## Start Records for processing

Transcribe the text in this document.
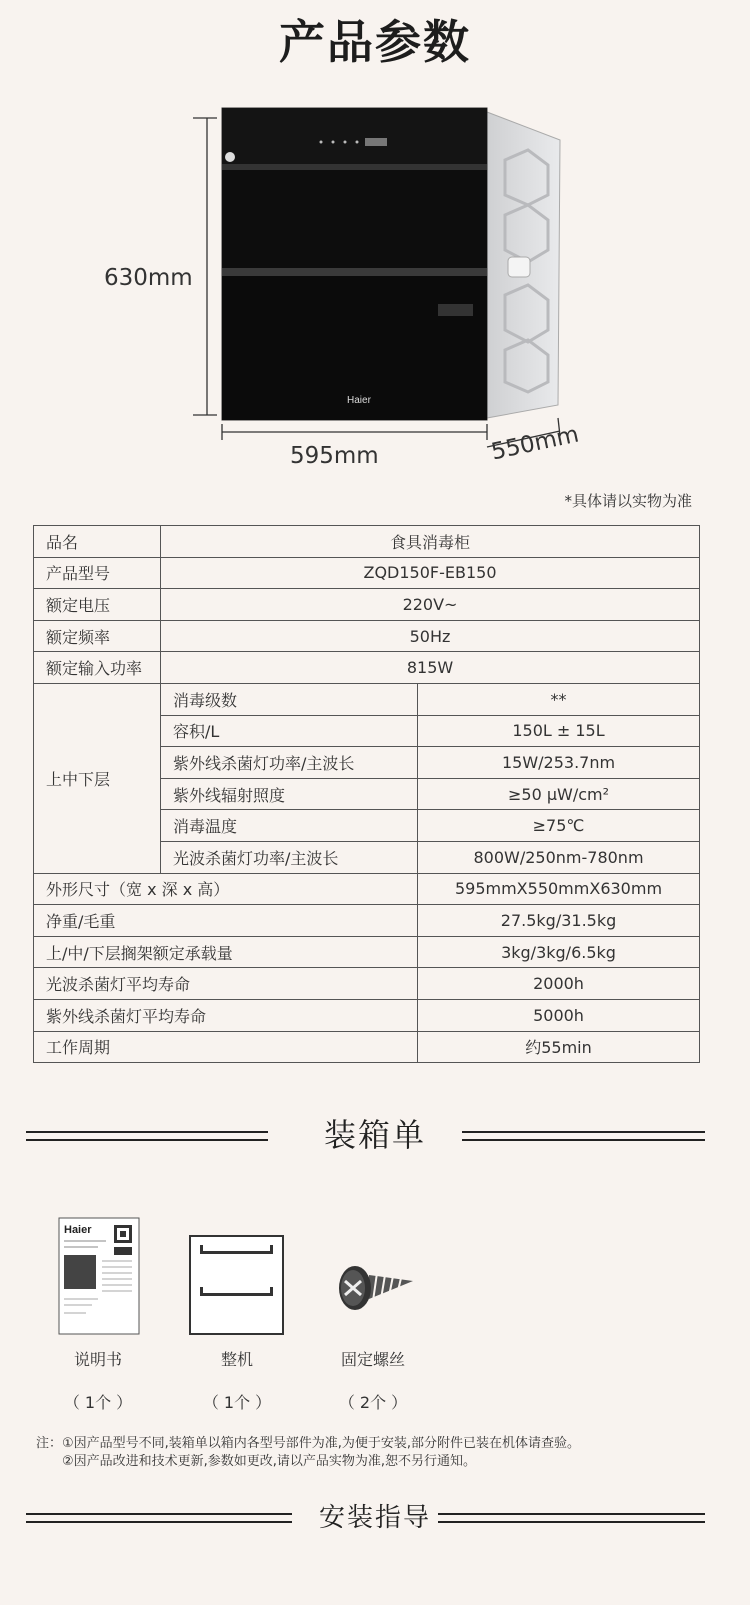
产品参数
Haier
630mm
595mm	550mm
*具体请以实物为准
品名	食具消毒柜	
产品型号	ZQD150F-EB150	
额定电压	220V~	
额定频率	50Hz	
额定输入功率	815W	
上中下层	消毒级数	**
	容积/L	150L ± 15L
	紫外线杀菌灯功率/主波长	15W/253.7nm
	紫外线辐射照度	≥50 μW/cm²
	消毒温度	≥75℃
	光波杀菌灯功率/主波长	800W/250nm-780nm
外形尺寸（宽 x 深 x 高）		595mmX550mmX630mm
净重/毛重		27.5kg/31.5kg
上/中/下层搁架额定承载量		3kg/3kg/6.5kg
光波杀菌灯平均寿命		2000h
紫外线杀菌灯平均寿命		5000h
工作周期		约55min
装箱单
Haier
说明书
（ 1个 ）
整机
（ 1个 ）
固定螺丝
（ 2个 ）
注：①因产品型号不同,装箱单以箱内各型号部件为准,为便于安装,部分附件已装在机体请查验。
②因产品改进和技术更新,参数如更改,请以产品实物为准,恕不另行通知。
安装指导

## End Records for processing

Challenge - Output the full set of records above without changing a word, and drop the images.

Response to this exercise -
Transcribe the text in this document.
产品参数
Haier
630mm
595mm	550mm
*具体请以实物为准
品名	食具消毒柜	
产品型号	ZQD150F-EB150	
额定电压	220V~	
额定频率	50Hz	
额定输入功率	815W	
上中下层	消毒级数	**
	容积/L	150L ± 15L
	紫外线杀菌灯功率/主波长	15W/253.7nm
	紫外线辐射照度	≥50 μW/cm²
	消毒温度	≥75℃
	光波杀菌灯功率/主波长	800W/250nm-780nm
外形尺寸（宽 x 深 x 高）		595mmX550mmX630mm
净重/毛重		27.5kg/31.5kg
上/中/下层搁架额定承载量		3kg/3kg/6.5kg
光波杀菌灯平均寿命		2000h
紫外线杀菌灯平均寿命		5000h
工作周期		约55min
装箱单
Haier
说明书
（ 1个 ）
整机
（ 1个 ）
固定螺丝
（ 2个 ）
注：①因产品型号不同,装箱单以箱内各型号部件为准,为便于安装,部分附件已装在机体请查验。
②因产品改进和技术更新,参数如更改,请以产品实物为准,恕不另行通知。
安装指导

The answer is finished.